■ What is asked
Restate all of the entries exactly, dropping any pictures they hold.

══ Given data

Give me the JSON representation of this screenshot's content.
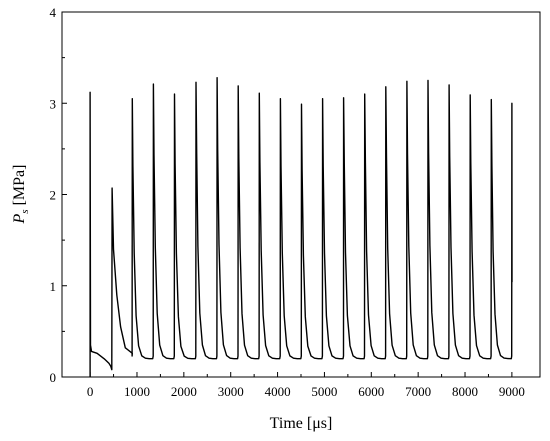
{
  "chart_data": {
    "type": "line",
    "title": "",
    "xlabel": "Time [μs]",
    "ylabel_main": "P",
    "ylabel_sub": "s",
    "ylabel_unit": " [MPa]",
    "xlim": [
      -600,
      9600
    ],
    "ylim": [
      0,
      4
    ],
    "x_ticks": [
      0,
      1000,
      2000,
      3000,
      4000,
      5000,
      6000,
      7000,
      8000,
      9000
    ],
    "y_ticks": [
      0,
      1,
      2,
      3,
      4
    ],
    "grid": false,
    "legend": "none",
    "line_color": "#000000",
    "series": [
      {
        "initial_pulse": {
          "t": 0,
          "peak": 3.12,
          "base": 0.28
        },
        "second_pulse": {
          "t": 470,
          "peak": 2.07,
          "base_before": 0.08
        },
        "pulses": [
          {
            "t": 900,
            "peak": 3.05
          },
          {
            "t": 1350,
            "peak": 3.21
          },
          {
            "t": 1800,
            "peak": 3.1
          },
          {
            "t": 2260,
            "peak": 3.23
          },
          {
            "t": 2710,
            "peak": 3.28
          },
          {
            "t": 3160,
            "peak": 3.19
          },
          {
            "t": 3610,
            "peak": 3.11
          },
          {
            "t": 4060,
            "peak": 3.05
          },
          {
            "t": 4510,
            "peak": 2.99
          },
          {
            "t": 4960,
            "peak": 3.05
          },
          {
            "t": 5410,
            "peak": 3.06
          },
          {
            "t": 5860,
            "peak": 3.1
          },
          {
            "t": 6310,
            "peak": 3.18
          },
          {
            "t": 6760,
            "peak": 3.24
          },
          {
            "t": 7210,
            "peak": 3.25
          },
          {
            "t": 7660,
            "peak": 3.2
          },
          {
            "t": 8110,
            "peak": 3.09
          },
          {
            "t": 8560,
            "peak": 3.04
          },
          {
            "t": 9000,
            "peak": 3.0,
            "end_value": 1.04
          }
        ],
        "trough": 0.2
      }
    ]
  }
}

════

■ The result
Give me the JSON representation of this screenshot's content.
{
  "chart_data": {
    "type": "line",
    "title": "",
    "xlabel": "Time [μs]",
    "ylabel_main": "P",
    "ylabel_sub": "s",
    "ylabel_unit": " [MPa]",
    "xlim": [
      -600,
      9600
    ],
    "ylim": [
      0,
      4
    ],
    "x_ticks": [
      0,
      1000,
      2000,
      3000,
      4000,
      5000,
      6000,
      7000,
      8000,
      9000
    ],
    "y_ticks": [
      0,
      1,
      2,
      3,
      4
    ],
    "grid": false,
    "legend": "none",
    "line_color": "#000000",
    "series": [
      {
        "initial_pulse": {
          "t": 0,
          "peak": 3.12,
          "base": 0.28
        },
        "second_pulse": {
          "t": 470,
          "peak": 2.07,
          "base_before": 0.08
        },
        "pulses": [
          {
            "t": 900,
            "peak": 3.05
          },
          {
            "t": 1350,
            "peak": 3.21
          },
          {
            "t": 1800,
            "peak": 3.1
          },
          {
            "t": 2260,
            "peak": 3.23
          },
          {
            "t": 2710,
            "peak": 3.28
          },
          {
            "t": 3160,
            "peak": 3.19
          },
          {
            "t": 3610,
            "peak": 3.11
          },
          {
            "t": 4060,
            "peak": 3.05
          },
          {
            "t": 4510,
            "peak": 2.99
          },
          {
            "t": 4960,
            "peak": 3.05
          },
          {
            "t": 5410,
            "peak": 3.06
          },
          {
            "t": 5860,
            "peak": 3.1
          },
          {
            "t": 6310,
            "peak": 3.18
          },
          {
            "t": 6760,
            "peak": 3.24
          },
          {
            "t": 7210,
            "peak": 3.25
          },
          {
            "t": 7660,
            "peak": 3.2
          },
          {
            "t": 8110,
            "peak": 3.09
          },
          {
            "t": 8560,
            "peak": 3.04
          },
          {
            "t": 9000,
            "peak": 3.0,
            "end_value": 1.04
          }
        ],
        "trough": 0.2
      }
    ]
  }
}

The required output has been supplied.